### WHAT IS ASKED
Repeat, without any change, the entries presented below.

### GIVEN DATA

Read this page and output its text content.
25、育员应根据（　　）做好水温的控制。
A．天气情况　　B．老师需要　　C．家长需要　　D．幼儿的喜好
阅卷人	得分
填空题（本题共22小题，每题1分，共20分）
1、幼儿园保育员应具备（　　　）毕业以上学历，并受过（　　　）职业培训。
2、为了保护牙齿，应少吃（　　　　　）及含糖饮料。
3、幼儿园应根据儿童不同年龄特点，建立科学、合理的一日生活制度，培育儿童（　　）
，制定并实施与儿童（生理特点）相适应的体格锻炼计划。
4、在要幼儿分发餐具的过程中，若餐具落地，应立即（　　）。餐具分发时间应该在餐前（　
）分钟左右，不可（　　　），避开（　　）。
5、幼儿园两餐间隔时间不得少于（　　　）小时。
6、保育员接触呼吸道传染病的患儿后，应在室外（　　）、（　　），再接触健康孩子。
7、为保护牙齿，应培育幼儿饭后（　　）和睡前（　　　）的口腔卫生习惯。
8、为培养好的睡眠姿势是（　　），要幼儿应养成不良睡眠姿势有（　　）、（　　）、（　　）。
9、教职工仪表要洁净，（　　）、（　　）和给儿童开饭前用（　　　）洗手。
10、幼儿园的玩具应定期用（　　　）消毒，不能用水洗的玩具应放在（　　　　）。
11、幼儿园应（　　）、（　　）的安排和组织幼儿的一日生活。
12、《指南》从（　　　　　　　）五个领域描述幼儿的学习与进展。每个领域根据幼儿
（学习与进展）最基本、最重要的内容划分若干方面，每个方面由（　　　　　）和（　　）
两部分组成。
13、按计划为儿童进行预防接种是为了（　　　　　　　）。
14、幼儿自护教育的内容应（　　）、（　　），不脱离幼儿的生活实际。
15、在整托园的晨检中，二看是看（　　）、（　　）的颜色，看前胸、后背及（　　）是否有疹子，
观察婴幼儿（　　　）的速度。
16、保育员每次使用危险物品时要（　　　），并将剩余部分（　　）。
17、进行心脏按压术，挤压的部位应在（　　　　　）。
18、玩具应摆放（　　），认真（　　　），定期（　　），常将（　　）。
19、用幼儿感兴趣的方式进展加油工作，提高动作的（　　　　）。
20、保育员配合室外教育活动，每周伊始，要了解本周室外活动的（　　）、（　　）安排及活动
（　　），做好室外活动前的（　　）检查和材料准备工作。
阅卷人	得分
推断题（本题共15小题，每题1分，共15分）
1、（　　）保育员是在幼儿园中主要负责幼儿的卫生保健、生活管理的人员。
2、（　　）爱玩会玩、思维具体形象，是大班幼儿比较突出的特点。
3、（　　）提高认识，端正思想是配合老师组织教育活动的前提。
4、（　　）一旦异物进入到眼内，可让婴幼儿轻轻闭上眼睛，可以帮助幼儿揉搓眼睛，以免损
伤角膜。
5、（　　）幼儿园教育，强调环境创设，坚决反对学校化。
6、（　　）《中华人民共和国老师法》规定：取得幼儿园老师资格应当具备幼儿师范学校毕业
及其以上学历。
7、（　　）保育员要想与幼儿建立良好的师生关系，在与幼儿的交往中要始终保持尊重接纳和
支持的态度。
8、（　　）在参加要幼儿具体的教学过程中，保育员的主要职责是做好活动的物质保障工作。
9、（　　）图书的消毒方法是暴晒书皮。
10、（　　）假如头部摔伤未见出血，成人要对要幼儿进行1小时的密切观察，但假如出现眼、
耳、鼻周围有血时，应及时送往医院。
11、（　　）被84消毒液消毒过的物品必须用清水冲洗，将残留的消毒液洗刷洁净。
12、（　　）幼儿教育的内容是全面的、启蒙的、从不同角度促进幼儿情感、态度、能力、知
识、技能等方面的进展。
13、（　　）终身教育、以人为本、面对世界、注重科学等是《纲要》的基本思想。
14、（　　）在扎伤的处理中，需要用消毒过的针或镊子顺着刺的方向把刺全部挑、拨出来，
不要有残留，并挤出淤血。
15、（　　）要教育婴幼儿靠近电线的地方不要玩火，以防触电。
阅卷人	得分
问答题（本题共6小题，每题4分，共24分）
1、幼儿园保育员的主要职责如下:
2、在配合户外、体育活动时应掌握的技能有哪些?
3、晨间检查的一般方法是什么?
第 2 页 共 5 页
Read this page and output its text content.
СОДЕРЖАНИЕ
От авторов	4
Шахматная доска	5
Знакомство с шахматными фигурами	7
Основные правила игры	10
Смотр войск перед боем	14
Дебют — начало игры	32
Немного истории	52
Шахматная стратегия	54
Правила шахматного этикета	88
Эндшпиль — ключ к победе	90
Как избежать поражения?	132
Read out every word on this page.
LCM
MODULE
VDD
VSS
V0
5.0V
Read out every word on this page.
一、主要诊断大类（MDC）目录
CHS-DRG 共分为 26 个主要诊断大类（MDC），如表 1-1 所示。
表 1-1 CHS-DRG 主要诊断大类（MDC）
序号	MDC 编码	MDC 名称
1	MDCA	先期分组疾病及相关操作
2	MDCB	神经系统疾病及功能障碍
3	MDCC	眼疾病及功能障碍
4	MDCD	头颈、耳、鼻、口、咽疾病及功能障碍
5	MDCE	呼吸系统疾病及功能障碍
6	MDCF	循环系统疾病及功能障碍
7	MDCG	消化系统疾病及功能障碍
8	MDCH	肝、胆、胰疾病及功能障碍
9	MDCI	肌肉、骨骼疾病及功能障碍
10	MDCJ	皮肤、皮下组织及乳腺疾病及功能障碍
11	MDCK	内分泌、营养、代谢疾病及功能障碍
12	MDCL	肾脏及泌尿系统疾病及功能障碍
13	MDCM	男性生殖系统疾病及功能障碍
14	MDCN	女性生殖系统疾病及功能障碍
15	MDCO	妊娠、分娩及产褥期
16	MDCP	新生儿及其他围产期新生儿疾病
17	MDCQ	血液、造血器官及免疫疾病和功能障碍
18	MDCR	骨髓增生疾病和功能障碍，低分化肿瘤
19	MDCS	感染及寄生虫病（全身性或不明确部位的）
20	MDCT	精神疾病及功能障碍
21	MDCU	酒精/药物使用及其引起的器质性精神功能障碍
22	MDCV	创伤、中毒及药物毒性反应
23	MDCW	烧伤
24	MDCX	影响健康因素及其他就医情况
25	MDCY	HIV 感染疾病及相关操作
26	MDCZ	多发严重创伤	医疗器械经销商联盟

### THE OUTPUT
Read this page and output its text content.
25、育员应根据（　　）做好水温的控制。
A．天气情况　　B．老师需要　　C．家长需要　　D．幼儿的喜好
阅卷人	得分
填空题（本题共22小题，每题1分，共20分）
1、幼儿园保育员应具备（　　　）毕业以上学历，并受过（　　　）职业培训。
2、为了保护牙齿，应少吃（　　　　　）及含糖饮料。
3、幼儿园应根据儿童不同年龄特点，建立科学、合理的一日生活制度，培育儿童（　　）
，制定并实施与儿童（生理特点）相适应的体格锻炼计划。
4、在要幼儿分发餐具的过程中，若餐具落地，应立即（　　）。餐具分发时间应该在餐前（　
）分钟左右，不可（　　　），避开（　　）。
5、幼儿园两餐间隔时间不得少于（　　　）小时。
6、保育员接触呼吸道传染病的患儿后，应在室外（　　）、（　　），再接触健康孩子。
7、为保护牙齿，应培育幼儿饭后（　　）和睡前（　　　）的口腔卫生习惯。
8、为培养好的睡眠姿势是（　　），要幼儿应养成不良睡眠姿势有（　　）、（　　）、（　　）。
9、教职工仪表要洁净，（　　）、（　　）和给儿童开饭前用（　　　）洗手。
10、幼儿园的玩具应定期用（　　　）消毒，不能用水洗的玩具应放在（　　　　）。
11、幼儿园应（　　）、（　　）的安排和组织幼儿的一日生活。
12、《指南》从（　　　　　　　）五个领域描述幼儿的学习与进展。每个领域根据幼儿
（学习与进展）最基本、最重要的内容划分若干方面，每个方面由（　　　　　）和（　　）
两部分组成。
13、按计划为儿童进行预防接种是为了（　　　　　　　）。
14、幼儿自护教育的内容应（　　）、（　　），不脱离幼儿的生活实际。
15、在整托园的晨检中，二看是看（　　）、（　　）的颜色，看前胸、后背及（　　）是否有疹子，
观察婴幼儿（　　　）的速度。
16、保育员每次使用危险物品时要（　　　），并将剩余部分（　　）。
17、进行心脏按压术，挤压的部位应在（　　　　　）。
18、玩具应摆放（　　），认真（　　　），定期（　　），常将（　　）。
19、用幼儿感兴趣的方式进展加油工作，提高动作的（　　　　）。
20、保育员配合室外教育活动，每周伊始，要了解本周室外活动的（　　）、（　　）安排及活动
（　　），做好室外活动前的（　　）检查和材料准备工作。
阅卷人	得分
推断题（本题共15小题，每题1分，共15分）
1、（　　）保育员是在幼儿园中主要负责幼儿的卫生保健、生活管理的人员。
2、（　　）爱玩会玩、思维具体形象，是大班幼儿比较突出的特点。
3、（　　）提高认识，端正思想是配合老师组织教育活动的前提。
4、（　　）一旦异物进入到眼内，可让婴幼儿轻轻闭上眼睛，可以帮助幼儿揉搓眼睛，以免损
伤角膜。
5、（　　）幼儿园教育，强调环境创设，坚决反对学校化。
6、（　　）《中华人民共和国老师法》规定：取得幼儿园老师资格应当具备幼儿师范学校毕业
及其以上学历。
7、（　　）保育员要想与幼儿建立良好的师生关系，在与幼儿的交往中要始终保持尊重接纳和
支持的态度。
8、（　　）在参加要幼儿具体的教学过程中，保育员的主要职责是做好活动的物质保障工作。
9、（　　）图书的消毒方法是暴晒书皮。
10、（　　）假如头部摔伤未见出血，成人要对要幼儿进行1小时的密切观察，但假如出现眼、
耳、鼻周围有血时，应及时送往医院。
11、（　　）被84消毒液消毒过的物品必须用清水冲洗，将残留的消毒液洗刷洁净。
12、（　　）幼儿教育的内容是全面的、启蒙的、从不同角度促进幼儿情感、态度、能力、知
识、技能等方面的进展。
13、（　　）终身教育、以人为本、面对世界、注重科学等是《纲要》的基本思想。
14、（　　）在扎伤的处理中，需要用消毒过的针或镊子顺着刺的方向把刺全部挑、拨出来，
不要有残留，并挤出淤血。
15、（　　）要教育婴幼儿靠近电线的地方不要玩火，以防触电。
阅卷人	得分
问答题（本题共6小题，每题4分，共24分）
1、幼儿园保育员的主要职责如下:
2、在配合户外、体育活动时应掌握的技能有哪些?
3、晨间检查的一般方法是什么?
第 2 页 共 5 页
Read this page and output its text content.
СОДЕРЖАНИЕ
От авторов	4
Шахматная доска	5
Знакомство с шахматными фигурами	7
Основные правила игры	10
Смотр войск перед боем	14
Дебют — начало игры	32
Немного истории	52
Шахматная стратегия	54
Правила шахматного этикета	88
Эндшпиль — ключ к победе	90
Как избежать поражения?	132
Read out every word on this page.
LCM
MODULE
VDD
VSS
V0
5.0V
Read out every word on this page.
一、主要诊断大类（MDC）目录
CHS-DRG 共分为 26 个主要诊断大类（MDC），如表 1-1 所示。
表 1-1 CHS-DRG 主要诊断大类（MDC）
序号	MDC 编码	MDC 名称
1	MDCA	先期分组疾病及相关操作
2	MDCB	神经系统疾病及功能障碍
3	MDCC	眼疾病及功能障碍
4	MDCD	头颈、耳、鼻、口、咽疾病及功能障碍
5	MDCE	呼吸系统疾病及功能障碍
6	MDCF	循环系统疾病及功能障碍
7	MDCG	消化系统疾病及功能障碍
8	MDCH	肝、胆、胰疾病及功能障碍
9	MDCI	肌肉、骨骼疾病及功能障碍
10	MDCJ	皮肤、皮下组织及乳腺疾病及功能障碍
11	MDCK	内分泌、营养、代谢疾病及功能障碍
12	MDCL	肾脏及泌尿系统疾病及功能障碍
13	MDCM	男性生殖系统疾病及功能障碍
14	MDCN	女性生殖系统疾病及功能障碍
15	MDCO	妊娠、分娩及产褥期
16	MDCP	新生儿及其他围产期新生儿疾病
17	MDCQ	血液、造血器官及免疫疾病和功能障碍
18	MDCR	骨髓增生疾病和功能障碍，低分化肿瘤
19	MDCS	感染及寄生虫病（全身性或不明确部位的）
20	MDCT	精神疾病及功能障碍
21	MDCU	酒精/药物使用及其引起的器质性精神功能障碍
22	MDCV	创伤、中毒及药物毒性反应
23	MDCW	烧伤
24	MDCX	影响健康因素及其他就医情况
25	MDCY	HIV 感染疾病及相关操作
26	MDCZ	多发严重创伤	医疗器械经销商联盟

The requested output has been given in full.